* _GIVEN PROBLEM_:
Copy every record exactly, and keep the pictures out.

* _DATA FOR THIS EXERCISE_:
-------

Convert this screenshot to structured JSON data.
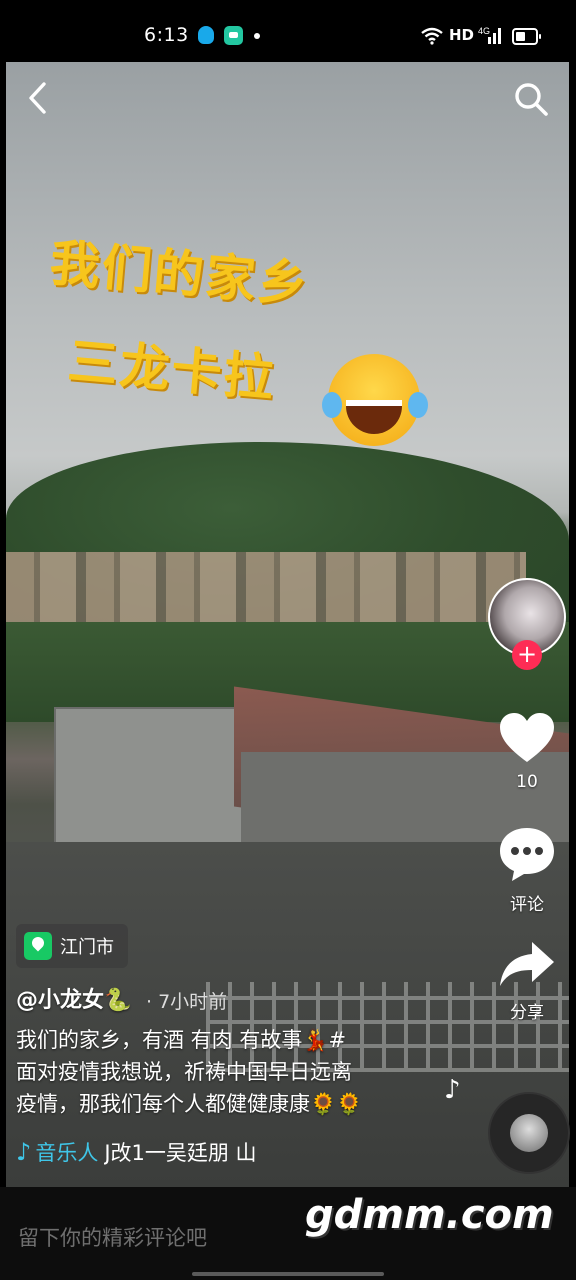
{
  "status_bar": {
    "time": "6:13",
    "network_label": "HD",
    "signal_label": "4G"
  },
  "video": {
    "overlay_line1": "我们的家乡",
    "overlay_line2": "三龙卡拉",
    "emoji_name": "laughing-tears-emoji"
  },
  "sidebar": {
    "like_count": "10",
    "comment_label": "评论",
    "share_label": "分享",
    "follow_symbol": "+"
  },
  "post": {
    "location": "江门市",
    "author": "@小龙女",
    "author_emoji": "🐍",
    "time_ago": "· 7小时前",
    "caption_lines": [
      "我们的家乡，有酒  有肉  有故事💃#",
      "面对疫情我想说，祈祷中国早日远离",
      "疫情，那我们每个人都健健康康🌻🌻"
    ],
    "music_source": "音乐人",
    "music_title": "J改1一吴廷朋   山"
  },
  "comment_bar": {
    "placeholder": "留下你的精彩评论吧"
  },
  "watermark": "gdmm.com",
  "colors": {
    "accent_red": "#fe2c55",
    "overlay_yellow": "#f7c51c",
    "music_blue": "#3fc6e8",
    "location_green": "#18c964"
  }
}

-------

* _COMPLETED TASK_:
Convert this screenshot to structured JSON data.
{
  "status_bar": {
    "time": "6:13",
    "network_label": "HD",
    "signal_label": "4G"
  },
  "video": {
    "overlay_line1": "我们的家乡",
    "overlay_line2": "三龙卡拉",
    "emoji_name": "laughing-tears-emoji"
  },
  "sidebar": {
    "like_count": "10",
    "comment_label": "评论",
    "share_label": "分享",
    "follow_symbol": "+"
  },
  "post": {
    "location": "江门市",
    "author": "@小龙女",
    "author_emoji": "🐍",
    "time_ago": "· 7小时前",
    "caption_lines": [
      "我们的家乡，有酒  有肉  有故事💃#",
      "面对疫情我想说，祈祷中国早日远离",
      "疫情，那我们每个人都健健康康🌻🌻"
    ],
    "music_source": "音乐人",
    "music_title": "J改1一吴廷朋   山"
  },
  "comment_bar": {
    "placeholder": "留下你的精彩评论吧"
  },
  "watermark": "gdmm.com",
  "colors": {
    "accent_red": "#fe2c55",
    "overlay_yellow": "#f7c51c",
    "music_blue": "#3fc6e8",
    "location_green": "#18c964"
  }
}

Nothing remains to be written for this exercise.